## Instructions for the task
Select, from the data, each line where "答案解析" occurs.

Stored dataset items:
+ + +
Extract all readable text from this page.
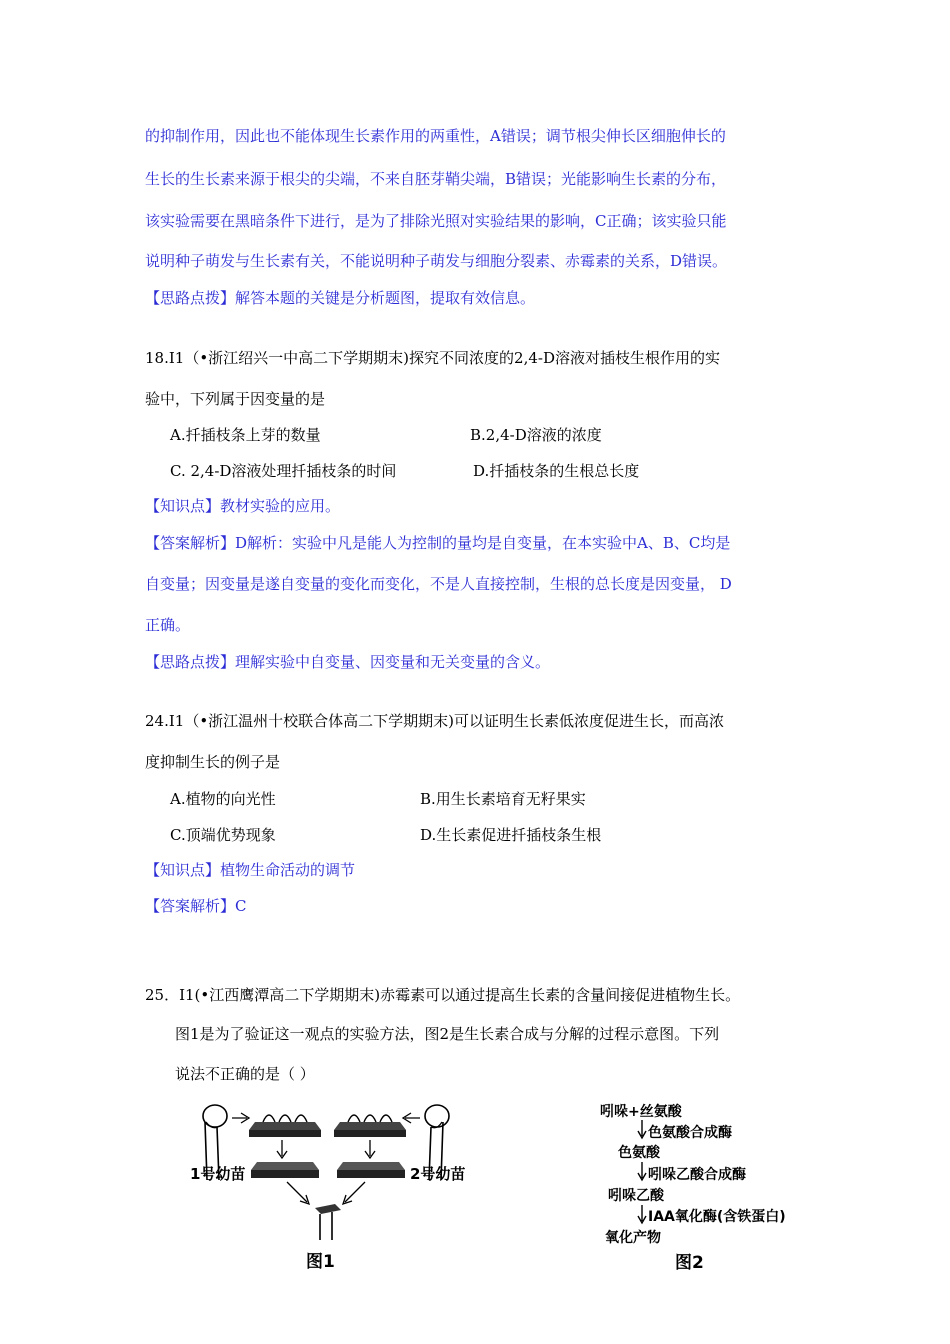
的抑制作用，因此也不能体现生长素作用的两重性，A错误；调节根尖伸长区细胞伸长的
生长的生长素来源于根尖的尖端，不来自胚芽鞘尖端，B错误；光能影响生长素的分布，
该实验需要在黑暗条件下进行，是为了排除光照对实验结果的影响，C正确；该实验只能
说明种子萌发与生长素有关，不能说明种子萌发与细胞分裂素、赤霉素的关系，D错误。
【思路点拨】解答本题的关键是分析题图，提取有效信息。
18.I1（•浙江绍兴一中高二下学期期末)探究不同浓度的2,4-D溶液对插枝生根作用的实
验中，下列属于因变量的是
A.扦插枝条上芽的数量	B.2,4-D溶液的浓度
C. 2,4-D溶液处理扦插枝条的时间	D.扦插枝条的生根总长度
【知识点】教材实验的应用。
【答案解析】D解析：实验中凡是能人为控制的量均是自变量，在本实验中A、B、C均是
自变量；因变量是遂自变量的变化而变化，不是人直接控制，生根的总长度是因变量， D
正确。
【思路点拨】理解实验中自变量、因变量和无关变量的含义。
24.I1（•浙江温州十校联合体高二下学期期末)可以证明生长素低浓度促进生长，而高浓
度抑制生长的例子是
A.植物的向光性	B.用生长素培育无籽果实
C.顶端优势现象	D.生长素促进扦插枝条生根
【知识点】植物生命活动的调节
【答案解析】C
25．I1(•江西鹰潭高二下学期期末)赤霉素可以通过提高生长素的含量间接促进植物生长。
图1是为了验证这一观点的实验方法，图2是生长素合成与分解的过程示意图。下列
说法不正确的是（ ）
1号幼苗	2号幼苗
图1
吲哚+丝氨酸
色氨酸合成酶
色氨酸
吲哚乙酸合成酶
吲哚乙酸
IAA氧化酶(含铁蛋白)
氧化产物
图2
+ + +
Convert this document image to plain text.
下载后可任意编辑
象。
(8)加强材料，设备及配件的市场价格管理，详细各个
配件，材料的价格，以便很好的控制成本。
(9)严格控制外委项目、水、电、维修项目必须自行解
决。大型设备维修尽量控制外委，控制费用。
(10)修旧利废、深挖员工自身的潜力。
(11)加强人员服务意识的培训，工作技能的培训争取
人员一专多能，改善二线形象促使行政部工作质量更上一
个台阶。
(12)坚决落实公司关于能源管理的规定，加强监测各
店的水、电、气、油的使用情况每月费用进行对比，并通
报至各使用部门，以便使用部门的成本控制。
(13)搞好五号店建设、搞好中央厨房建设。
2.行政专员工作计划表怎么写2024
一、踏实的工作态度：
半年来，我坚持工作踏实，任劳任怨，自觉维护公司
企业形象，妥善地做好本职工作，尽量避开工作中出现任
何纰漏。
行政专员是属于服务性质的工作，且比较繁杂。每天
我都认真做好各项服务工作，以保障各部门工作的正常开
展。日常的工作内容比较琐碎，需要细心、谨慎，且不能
+ + +
## Complete answer
【答案解析】D解析：实验中凡是能人为控制的量均是自变量，在本实验中A、B、C均是
【答案解析】C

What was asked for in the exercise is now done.